* **What the exercise asks**
Pull out every line with the word "greateft".

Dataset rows
## START

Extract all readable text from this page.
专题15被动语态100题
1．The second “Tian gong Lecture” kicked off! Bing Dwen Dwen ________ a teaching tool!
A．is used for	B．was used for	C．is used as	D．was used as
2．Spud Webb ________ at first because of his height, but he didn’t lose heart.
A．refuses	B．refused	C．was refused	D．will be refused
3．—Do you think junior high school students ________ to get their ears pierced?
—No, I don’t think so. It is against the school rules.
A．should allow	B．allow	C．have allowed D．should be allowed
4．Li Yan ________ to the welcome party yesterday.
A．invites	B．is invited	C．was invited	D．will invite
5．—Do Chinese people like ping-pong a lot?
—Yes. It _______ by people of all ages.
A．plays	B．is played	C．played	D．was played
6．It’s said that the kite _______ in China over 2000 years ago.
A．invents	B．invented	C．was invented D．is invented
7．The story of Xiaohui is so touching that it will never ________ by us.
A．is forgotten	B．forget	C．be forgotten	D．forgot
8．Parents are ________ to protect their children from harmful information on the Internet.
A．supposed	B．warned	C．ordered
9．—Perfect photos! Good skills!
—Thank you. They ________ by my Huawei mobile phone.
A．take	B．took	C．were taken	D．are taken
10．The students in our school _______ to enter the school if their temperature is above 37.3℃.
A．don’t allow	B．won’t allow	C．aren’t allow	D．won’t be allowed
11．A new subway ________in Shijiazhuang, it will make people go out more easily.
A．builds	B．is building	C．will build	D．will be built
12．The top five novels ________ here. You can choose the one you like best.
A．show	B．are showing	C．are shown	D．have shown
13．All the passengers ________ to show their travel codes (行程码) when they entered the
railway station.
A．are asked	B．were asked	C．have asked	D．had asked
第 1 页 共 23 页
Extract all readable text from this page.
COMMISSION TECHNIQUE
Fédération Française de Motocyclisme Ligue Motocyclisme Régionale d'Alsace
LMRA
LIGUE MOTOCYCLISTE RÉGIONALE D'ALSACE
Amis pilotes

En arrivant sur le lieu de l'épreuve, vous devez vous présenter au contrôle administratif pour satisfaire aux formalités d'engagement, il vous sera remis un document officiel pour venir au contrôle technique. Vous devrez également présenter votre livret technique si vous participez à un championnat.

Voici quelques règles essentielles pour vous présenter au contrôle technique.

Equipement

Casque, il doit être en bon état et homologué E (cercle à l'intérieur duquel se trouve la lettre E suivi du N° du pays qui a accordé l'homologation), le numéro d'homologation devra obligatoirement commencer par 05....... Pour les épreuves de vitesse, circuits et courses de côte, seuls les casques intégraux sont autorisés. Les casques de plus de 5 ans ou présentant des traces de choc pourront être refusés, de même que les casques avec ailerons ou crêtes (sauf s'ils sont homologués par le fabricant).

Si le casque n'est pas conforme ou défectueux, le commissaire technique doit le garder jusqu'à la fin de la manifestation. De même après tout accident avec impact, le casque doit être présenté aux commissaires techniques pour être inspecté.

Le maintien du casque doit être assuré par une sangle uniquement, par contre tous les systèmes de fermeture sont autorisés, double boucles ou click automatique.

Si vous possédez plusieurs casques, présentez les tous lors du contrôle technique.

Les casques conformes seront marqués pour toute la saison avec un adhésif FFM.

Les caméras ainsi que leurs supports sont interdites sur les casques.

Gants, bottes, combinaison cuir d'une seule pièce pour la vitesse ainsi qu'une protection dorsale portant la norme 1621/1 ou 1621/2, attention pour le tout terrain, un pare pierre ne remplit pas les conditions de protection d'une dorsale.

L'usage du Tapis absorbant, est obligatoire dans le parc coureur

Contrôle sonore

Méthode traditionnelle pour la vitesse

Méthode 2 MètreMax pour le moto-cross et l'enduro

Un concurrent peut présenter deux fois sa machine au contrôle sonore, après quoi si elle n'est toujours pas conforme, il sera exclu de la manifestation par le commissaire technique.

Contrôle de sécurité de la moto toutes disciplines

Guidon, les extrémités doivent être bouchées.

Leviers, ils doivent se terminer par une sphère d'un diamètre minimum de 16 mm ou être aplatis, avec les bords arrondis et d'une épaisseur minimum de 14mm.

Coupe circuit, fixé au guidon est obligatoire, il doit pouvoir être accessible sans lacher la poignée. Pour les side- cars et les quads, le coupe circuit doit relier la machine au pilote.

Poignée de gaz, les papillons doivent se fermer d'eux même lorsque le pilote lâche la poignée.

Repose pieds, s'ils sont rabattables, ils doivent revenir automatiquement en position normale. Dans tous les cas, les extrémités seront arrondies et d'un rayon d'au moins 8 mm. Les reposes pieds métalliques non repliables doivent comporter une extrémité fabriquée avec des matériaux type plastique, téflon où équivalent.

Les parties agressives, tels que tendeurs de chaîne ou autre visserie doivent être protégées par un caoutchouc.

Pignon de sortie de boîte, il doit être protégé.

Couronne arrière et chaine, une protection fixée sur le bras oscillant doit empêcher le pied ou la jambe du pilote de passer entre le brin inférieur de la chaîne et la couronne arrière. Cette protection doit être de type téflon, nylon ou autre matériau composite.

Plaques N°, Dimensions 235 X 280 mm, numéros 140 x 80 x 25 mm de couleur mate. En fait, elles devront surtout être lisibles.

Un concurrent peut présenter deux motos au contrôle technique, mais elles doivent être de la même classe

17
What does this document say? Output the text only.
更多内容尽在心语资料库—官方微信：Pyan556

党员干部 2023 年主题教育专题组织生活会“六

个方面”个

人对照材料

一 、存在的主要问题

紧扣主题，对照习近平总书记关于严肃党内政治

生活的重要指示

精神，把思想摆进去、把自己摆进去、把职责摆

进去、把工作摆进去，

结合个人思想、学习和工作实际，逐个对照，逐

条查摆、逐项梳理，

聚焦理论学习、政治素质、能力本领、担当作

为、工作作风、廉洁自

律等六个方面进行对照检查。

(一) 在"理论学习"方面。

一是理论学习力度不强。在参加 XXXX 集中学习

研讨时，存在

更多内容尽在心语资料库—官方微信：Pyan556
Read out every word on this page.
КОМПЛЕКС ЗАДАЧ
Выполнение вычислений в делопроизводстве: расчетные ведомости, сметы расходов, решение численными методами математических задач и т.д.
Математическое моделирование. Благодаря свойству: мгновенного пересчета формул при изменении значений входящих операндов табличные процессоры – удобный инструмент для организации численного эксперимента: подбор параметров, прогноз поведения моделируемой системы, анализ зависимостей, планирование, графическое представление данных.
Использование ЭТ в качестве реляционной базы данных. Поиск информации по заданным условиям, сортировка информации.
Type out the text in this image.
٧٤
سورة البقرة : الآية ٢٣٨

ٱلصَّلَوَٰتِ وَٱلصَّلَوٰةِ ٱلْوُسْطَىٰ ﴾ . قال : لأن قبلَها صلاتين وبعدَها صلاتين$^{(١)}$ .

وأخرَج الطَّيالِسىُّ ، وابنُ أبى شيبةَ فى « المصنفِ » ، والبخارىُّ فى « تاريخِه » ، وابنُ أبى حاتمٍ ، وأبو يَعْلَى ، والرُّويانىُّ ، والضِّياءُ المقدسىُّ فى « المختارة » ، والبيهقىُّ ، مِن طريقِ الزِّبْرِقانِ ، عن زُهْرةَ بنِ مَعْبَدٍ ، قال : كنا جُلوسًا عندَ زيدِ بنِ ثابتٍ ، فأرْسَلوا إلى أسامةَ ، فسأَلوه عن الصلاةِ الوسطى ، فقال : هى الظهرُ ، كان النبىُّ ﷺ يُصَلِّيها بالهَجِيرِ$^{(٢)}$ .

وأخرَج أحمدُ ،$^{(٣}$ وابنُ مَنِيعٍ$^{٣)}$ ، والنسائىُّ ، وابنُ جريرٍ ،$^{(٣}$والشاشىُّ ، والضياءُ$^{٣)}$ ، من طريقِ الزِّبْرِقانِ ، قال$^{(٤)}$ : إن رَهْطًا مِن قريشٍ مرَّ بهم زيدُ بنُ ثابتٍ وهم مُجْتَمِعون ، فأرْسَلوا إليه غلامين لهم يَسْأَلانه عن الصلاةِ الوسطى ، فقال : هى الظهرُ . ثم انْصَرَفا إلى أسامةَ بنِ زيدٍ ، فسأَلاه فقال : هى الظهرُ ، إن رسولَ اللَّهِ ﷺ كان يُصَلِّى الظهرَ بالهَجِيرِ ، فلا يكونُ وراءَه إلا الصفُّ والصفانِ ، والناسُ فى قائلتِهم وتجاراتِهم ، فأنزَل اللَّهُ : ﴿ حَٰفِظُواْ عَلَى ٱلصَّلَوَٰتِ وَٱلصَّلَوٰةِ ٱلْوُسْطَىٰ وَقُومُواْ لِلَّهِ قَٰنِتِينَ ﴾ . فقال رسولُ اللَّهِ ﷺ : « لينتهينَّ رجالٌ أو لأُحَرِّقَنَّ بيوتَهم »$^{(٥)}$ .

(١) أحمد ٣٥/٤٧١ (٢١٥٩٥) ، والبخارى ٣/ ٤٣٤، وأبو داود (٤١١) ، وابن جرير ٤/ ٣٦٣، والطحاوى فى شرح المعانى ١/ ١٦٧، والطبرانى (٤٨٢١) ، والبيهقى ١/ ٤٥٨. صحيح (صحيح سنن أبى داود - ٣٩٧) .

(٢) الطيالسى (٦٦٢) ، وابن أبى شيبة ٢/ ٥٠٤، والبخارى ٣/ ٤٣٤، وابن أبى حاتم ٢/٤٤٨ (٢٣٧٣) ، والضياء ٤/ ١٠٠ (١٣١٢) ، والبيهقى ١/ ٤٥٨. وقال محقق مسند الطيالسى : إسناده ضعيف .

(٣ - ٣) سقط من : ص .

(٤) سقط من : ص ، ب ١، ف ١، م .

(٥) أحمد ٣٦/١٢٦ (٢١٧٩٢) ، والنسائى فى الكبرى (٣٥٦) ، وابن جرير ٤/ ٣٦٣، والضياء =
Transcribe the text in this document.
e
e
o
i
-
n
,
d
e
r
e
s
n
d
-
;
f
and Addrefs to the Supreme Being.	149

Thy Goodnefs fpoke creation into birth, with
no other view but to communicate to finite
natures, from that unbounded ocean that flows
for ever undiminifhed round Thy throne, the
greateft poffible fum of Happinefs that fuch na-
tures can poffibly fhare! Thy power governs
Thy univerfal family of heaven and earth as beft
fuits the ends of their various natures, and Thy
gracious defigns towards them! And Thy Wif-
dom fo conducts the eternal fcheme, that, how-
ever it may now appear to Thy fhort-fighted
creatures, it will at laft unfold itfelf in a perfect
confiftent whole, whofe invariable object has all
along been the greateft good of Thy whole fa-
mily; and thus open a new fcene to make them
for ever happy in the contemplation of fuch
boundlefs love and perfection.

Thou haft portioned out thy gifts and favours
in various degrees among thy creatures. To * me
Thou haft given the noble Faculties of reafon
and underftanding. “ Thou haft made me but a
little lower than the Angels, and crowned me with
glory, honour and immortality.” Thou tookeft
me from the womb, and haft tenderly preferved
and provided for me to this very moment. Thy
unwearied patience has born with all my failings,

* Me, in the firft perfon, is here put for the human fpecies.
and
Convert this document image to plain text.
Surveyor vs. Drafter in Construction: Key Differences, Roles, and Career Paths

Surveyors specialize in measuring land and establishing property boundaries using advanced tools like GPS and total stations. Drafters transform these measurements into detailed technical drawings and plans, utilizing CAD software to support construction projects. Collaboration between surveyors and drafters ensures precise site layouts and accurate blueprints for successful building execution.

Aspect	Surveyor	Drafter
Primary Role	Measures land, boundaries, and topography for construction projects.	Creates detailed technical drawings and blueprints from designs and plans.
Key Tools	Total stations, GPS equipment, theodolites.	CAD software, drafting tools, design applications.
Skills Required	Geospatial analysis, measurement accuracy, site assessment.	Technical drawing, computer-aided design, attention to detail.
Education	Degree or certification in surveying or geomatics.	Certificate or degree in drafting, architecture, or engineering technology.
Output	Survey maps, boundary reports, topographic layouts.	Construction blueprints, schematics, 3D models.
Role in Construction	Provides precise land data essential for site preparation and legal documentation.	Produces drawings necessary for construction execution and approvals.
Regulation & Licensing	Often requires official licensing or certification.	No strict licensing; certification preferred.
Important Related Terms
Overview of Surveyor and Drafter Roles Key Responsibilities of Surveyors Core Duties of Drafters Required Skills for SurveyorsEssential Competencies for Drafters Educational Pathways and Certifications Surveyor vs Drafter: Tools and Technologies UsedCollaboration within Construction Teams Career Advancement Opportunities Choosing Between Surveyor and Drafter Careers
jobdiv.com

## END

* **Final result**
greateft poffible fum of Happinefs that fuch na-
along been the greateft good of Thy whole fa-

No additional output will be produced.